+++ Text passage
I feel her when I cover my arms, when I instinctively conceal my stomach, when I act bubbly so people won’t know I’m flat. I see her when I commend other women’s confidence but can’t muster my own. I hear her when I laugh off fatphobic comments. I come face to face with her when I pull my shirt upwards to reveal underneath what feels like a horror scene of slashes that ravage my frightened skin.
My body feels like a crime scene. Like I have police tape over me, saying ‘do not come near, do not touch, do not enter.’
We’re all survivors of a pandemic; we fought, we sacrificed, we changed in order to live. But for some reason, my body still feels like a disease. With the culprit of transmission being the infection of media, expectations of gender performativity, and the ever-changing and unattainable vision of perfection that is needed just to feel wanted.
For so many years, that is what the experience has been, so it fell into a singular question: am I wanted? Or more than that, am I worthy of being wanted? My mind, which has been moulded by generations of expectations, tells me no. Every day, in every moment. No, you can’t wear that, as you’ll look bigger in it. No, you can’t go out running because you’re too slow. No, you can’t participate because you don’t deserve to.
No.
The word puts a heaviness in my chest. I can see the word connected to my body shame by a road. A road which has been paved, painted, and driven on for years by tabloids, social media, diet culture, and body-shaming. It feels as though I will forever hold onto that shame-driven resentment, stopping myself from living life for years to come.
It’s only recently that I have truly started noticing the way my loved-ones flinch when I say something horrific about myself, all because sitting with self-hatred is a regrettably comfortable place for me. I am only now noticing the years of self-deprecating humour, not just chipping away my confidence but bulldozing the building-bricks of my soul. I am crushed, not moving, not breathing. Only believing that somehow, someway, I will survive here.
++++++
• **Problem requirements**
Resume the personal essay on body shame after its final sentence, keeping its first-person voice. The records after this point are separate material and have no connection to the essay on body shame.
+++ Extracted records
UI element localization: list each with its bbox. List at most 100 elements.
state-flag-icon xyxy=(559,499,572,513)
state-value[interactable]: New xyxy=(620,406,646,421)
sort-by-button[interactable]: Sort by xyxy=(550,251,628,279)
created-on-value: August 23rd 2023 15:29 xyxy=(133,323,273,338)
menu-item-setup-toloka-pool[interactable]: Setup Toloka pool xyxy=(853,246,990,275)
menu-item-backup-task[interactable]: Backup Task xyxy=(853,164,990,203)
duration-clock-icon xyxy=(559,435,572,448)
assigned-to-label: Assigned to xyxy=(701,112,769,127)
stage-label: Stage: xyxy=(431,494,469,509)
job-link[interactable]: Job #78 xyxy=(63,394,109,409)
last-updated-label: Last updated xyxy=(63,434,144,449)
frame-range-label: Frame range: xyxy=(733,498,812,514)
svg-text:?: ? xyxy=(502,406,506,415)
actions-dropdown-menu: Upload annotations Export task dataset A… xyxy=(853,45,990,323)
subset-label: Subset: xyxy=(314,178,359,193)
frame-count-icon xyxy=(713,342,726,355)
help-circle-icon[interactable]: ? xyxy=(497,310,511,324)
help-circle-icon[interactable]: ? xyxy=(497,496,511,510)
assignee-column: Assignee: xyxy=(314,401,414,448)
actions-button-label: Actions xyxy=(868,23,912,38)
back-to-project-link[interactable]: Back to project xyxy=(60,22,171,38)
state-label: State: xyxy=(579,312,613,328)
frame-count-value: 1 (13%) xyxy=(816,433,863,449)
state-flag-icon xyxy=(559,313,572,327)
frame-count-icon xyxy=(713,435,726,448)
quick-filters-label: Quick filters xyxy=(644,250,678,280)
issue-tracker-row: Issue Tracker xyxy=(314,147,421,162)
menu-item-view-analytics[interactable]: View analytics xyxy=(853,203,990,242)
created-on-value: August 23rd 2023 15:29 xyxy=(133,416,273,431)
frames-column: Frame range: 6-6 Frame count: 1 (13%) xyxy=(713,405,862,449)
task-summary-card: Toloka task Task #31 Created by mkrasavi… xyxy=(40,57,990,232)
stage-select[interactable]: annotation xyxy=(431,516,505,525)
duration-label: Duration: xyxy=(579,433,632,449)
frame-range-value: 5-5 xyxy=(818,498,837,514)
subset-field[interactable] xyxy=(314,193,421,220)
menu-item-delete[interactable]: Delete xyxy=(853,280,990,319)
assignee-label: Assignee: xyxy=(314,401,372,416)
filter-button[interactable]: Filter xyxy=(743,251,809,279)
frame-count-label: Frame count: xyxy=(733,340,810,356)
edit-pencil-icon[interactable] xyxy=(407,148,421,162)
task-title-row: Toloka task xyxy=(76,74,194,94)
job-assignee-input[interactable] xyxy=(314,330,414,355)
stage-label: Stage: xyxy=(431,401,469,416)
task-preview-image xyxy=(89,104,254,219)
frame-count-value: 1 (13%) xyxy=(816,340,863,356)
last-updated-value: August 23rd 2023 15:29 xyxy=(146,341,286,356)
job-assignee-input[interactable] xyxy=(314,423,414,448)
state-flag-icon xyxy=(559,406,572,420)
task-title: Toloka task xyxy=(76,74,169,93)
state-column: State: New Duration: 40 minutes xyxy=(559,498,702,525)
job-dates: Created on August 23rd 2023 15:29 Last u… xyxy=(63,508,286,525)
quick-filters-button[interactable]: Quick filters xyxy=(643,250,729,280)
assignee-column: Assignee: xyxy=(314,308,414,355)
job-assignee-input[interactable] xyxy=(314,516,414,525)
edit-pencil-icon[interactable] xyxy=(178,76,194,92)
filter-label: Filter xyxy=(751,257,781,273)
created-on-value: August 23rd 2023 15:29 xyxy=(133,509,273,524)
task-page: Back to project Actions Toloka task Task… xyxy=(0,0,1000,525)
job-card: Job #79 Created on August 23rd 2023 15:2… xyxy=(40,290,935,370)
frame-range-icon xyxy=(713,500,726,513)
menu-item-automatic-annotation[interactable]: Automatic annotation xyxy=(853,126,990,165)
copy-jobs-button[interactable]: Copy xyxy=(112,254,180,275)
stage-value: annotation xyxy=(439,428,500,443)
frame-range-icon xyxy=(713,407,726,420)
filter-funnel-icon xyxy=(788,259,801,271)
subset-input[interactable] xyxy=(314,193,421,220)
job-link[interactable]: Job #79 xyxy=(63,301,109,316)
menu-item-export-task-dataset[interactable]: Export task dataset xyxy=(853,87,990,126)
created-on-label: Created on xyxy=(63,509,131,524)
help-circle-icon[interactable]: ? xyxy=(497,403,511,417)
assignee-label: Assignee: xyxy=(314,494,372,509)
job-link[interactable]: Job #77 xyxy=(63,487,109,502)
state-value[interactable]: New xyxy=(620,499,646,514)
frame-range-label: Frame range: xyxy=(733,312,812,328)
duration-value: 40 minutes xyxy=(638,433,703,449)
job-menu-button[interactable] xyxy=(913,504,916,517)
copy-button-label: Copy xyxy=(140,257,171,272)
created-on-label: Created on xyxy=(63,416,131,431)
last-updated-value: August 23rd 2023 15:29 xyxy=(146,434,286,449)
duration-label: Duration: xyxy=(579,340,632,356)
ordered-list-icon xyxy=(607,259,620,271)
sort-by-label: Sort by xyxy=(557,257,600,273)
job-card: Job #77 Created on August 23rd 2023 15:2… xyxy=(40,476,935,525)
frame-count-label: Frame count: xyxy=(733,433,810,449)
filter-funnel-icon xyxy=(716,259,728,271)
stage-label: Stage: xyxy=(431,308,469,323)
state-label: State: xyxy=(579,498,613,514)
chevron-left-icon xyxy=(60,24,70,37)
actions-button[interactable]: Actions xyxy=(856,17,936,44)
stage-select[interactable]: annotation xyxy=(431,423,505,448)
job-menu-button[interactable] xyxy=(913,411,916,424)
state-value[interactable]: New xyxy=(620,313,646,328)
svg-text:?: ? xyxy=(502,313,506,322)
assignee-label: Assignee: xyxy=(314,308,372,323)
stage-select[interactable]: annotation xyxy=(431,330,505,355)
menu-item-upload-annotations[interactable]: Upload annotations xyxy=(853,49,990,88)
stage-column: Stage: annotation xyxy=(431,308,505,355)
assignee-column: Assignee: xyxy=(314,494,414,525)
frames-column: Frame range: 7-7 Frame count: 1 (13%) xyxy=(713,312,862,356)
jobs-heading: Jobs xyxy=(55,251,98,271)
++++++
• **Result below**
I won’t.
If I stay here, I’ll die.
So, perhaps it is time to take a turn. Get off this road and drive somewhere else. Respect that a pandemic occurred, and that my body moving from straight sized to plus sized is simply that: a body that is moving. That I have permission to live and breathe, experience and participate, and love every day as I am. If one turn lets me understand that my passion for loving others should equally belong to myself, then the turn is worth it.
Wish to walk through life without believing that my weight defines me, that I have value as I am. I hope that others who are close with self-hatred learn to leave that friendship behind. I hope we can all stop covering ourselves as if we aren’t magnificent. And whole. And so beautiful. I hope we can learn to break through the black and yellow tape. That we can respect that we faced something of nightmares and still emerged strong in the daylight. I hope we learn that love is the antidote. And that with that cure we realise, I like I am realising, that we are wanted. Wanted by one another, wanted by ourselves, wanted as whole, learning, and transforming beings.
Self-hatred is no longer a friend, and yet not an enemy either. I simply no longer have room for her. Not while I have, or hope to have, myself in all beautiful tremendousness, and within that, all the love and desire that I need.